**Written instruction**: Your job is to restate each entry word for word.

(Stored data)

================================

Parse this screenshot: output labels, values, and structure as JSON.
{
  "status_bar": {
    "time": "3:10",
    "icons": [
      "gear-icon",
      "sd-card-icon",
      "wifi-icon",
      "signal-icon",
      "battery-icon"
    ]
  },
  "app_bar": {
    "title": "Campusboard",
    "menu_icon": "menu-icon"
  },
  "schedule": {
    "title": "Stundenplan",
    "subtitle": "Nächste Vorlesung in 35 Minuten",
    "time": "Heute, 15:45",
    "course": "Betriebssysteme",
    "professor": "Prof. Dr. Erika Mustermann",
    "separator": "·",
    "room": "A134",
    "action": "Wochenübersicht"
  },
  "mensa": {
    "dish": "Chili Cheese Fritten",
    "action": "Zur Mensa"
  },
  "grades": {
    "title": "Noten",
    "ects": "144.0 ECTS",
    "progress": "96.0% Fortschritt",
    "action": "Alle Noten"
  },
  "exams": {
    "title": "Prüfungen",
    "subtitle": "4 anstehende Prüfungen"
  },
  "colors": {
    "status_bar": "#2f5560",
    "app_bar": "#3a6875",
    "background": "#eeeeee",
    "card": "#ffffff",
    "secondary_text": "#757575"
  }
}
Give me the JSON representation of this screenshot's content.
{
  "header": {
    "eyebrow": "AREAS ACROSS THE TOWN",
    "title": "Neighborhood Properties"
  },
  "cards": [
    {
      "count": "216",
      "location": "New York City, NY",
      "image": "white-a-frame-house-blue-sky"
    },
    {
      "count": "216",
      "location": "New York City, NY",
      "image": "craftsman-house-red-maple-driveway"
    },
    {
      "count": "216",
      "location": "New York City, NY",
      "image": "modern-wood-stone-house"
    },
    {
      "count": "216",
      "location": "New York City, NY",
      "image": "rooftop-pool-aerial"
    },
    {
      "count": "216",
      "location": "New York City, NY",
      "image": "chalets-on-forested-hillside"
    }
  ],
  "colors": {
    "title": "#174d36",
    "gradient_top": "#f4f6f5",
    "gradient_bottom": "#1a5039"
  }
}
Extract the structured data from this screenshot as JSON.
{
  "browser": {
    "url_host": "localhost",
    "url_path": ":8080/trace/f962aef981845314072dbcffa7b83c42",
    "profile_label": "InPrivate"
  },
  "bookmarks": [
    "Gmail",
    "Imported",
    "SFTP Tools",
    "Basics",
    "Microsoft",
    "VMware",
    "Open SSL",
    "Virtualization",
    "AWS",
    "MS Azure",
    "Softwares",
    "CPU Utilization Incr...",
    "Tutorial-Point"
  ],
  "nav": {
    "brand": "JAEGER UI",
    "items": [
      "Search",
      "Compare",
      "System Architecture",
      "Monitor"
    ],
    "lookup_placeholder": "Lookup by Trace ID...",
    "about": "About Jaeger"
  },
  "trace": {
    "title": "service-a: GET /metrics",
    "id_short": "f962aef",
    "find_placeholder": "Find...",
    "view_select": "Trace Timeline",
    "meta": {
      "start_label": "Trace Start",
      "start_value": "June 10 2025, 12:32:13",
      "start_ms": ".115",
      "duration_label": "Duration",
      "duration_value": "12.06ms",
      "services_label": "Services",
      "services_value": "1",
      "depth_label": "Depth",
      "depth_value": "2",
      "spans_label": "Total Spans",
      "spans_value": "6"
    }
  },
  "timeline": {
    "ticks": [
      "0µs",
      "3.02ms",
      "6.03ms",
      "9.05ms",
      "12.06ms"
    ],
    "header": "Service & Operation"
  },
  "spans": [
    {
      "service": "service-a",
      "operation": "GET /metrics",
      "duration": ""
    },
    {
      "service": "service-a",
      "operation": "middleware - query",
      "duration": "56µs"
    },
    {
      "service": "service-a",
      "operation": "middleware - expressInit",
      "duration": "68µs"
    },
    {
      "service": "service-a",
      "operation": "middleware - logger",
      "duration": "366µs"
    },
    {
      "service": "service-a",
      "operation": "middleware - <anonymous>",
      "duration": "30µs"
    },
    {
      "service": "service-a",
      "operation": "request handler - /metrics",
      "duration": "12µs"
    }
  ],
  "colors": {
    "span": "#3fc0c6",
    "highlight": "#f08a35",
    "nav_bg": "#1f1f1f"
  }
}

================================

**Answer to the task**:
Parse this screenshot: output labels, values, and structure as JSON.
{
  "status_bar": {
    "time": "3:10",
    "icons": [
      "gear-icon",
      "sd-card-icon",
      "wifi-icon",
      "signal-icon",
      "battery-icon"
    ]
  },
  "app_bar": {
    "title": "Campusboard",
    "menu_icon": "menu-icon"
  },
  "schedule": {
    "title": "Stundenplan",
    "subtitle": "Nächste Vorlesung in 35 Minuten",
    "time": "Heute, 15:45",
    "course": "Betriebssysteme",
    "professor": "Prof. Dr. Erika Mustermann",
    "separator": "·",
    "room": "A134",
    "action": "Wochenübersicht"
  },
  "mensa": {
    "dish": "Chili Cheese Fritten",
    "action": "Zur Mensa"
  },
  "grades": {
    "title": "Noten",
    "ects": "144.0 ECTS",
    "progress": "96.0% Fortschritt",
    "action": "Alle Noten"
  },
  "exams": {
    "title": "Prüfungen",
    "subtitle": "4 anstehende Prüfungen"
  },
  "colors": {
    "status_bar": "#2f5560",
    "app_bar": "#3a6875",
    "background": "#eeeeee",
    "card": "#ffffff",
    "secondary_text": "#757575"
  }
}
Give me the JSON representation of this screenshot's content.
{
  "header": {
    "eyebrow": "AREAS ACROSS THE TOWN",
    "title": "Neighborhood Properties"
  },
  "cards": [
    {
      "count": "216",
      "location": "New York City, NY",
      "image": "white-a-frame-house-blue-sky"
    },
    {
      "count": "216",
      "location": "New York City, NY",
      "image": "craftsman-house-red-maple-driveway"
    },
    {
      "count": "216",
      "location": "New York City, NY",
      "image": "modern-wood-stone-house"
    },
    {
      "count": "216",
      "location": "New York City, NY",
      "image": "rooftop-pool-aerial"
    },
    {
      "count": "216",
      "location": "New York City, NY",
      "image": "chalets-on-forested-hillside"
    }
  ],
  "colors": {
    "title": "#174d36",
    "gradient_top": "#f4f6f5",
    "gradient_bottom": "#1a5039"
  }
}
Extract the structured data from this screenshot as JSON.
{
  "browser": {
    "url_host": "localhost",
    "url_path": ":8080/trace/f962aef981845314072dbcffa7b83c42",
    "profile_label": "InPrivate"
  },
  "bookmarks": [
    "Gmail",
    "Imported",
    "SFTP Tools",
    "Basics",
    "Microsoft",
    "VMware",
    "Open SSL",
    "Virtualization",
    "AWS",
    "MS Azure",
    "Softwares",
    "CPU Utilization Incr...",
    "Tutorial-Point"
  ],
  "nav": {
    "brand": "JAEGER UI",
    "items": [
      "Search",
      "Compare",
      "System Architecture",
      "Monitor"
    ],
    "lookup_placeholder": "Lookup by Trace ID...",
    "about": "About Jaeger"
  },
  "trace": {
    "title": "service-a: GET /metrics",
    "id_short": "f962aef",
    "find_placeholder": "Find...",
    "view_select": "Trace Timeline",
    "meta": {
      "start_label": "Trace Start",
      "start_value": "June 10 2025, 12:32:13",
      "start_ms": ".115",
      "duration_label": "Duration",
      "duration_value": "12.06ms",
      "services_label": "Services",
      "services_value": "1",
      "depth_label": "Depth",
      "depth_value": "2",
      "spans_label": "Total Spans",
      "spans_value": "6"
    }
  },
  "timeline": {
    "ticks": [
      "0µs",
      "3.02ms",
      "6.03ms",
      "9.05ms",
      "12.06ms"
    ],
    "header": "Service & Operation"
  },
  "spans": [
    {
      "service": "service-a",
      "operation": "GET /metrics",
      "duration": ""
    },
    {
      "service": "service-a",
      "operation": "middleware - query",
      "duration": "56µs"
    },
    {
      "service": "service-a",
      "operation": "middleware - expressInit",
      "duration": "68µs"
    },
    {
      "service": "service-a",
      "operation": "middleware - logger",
      "duration": "366µs"
    },
    {
      "service": "service-a",
      "operation": "middleware - <anonymous>",
      "duration": "30µs"
    },
    {
      "service": "service-a",
      "operation": "request handler - /metrics",
      "duration": "12µs"
    }
  ],
  "colors": {
    "span": "#3fc0c6",
    "highlight": "#f08a35",
    "nav_bg": "#1f1f1f"
  }
}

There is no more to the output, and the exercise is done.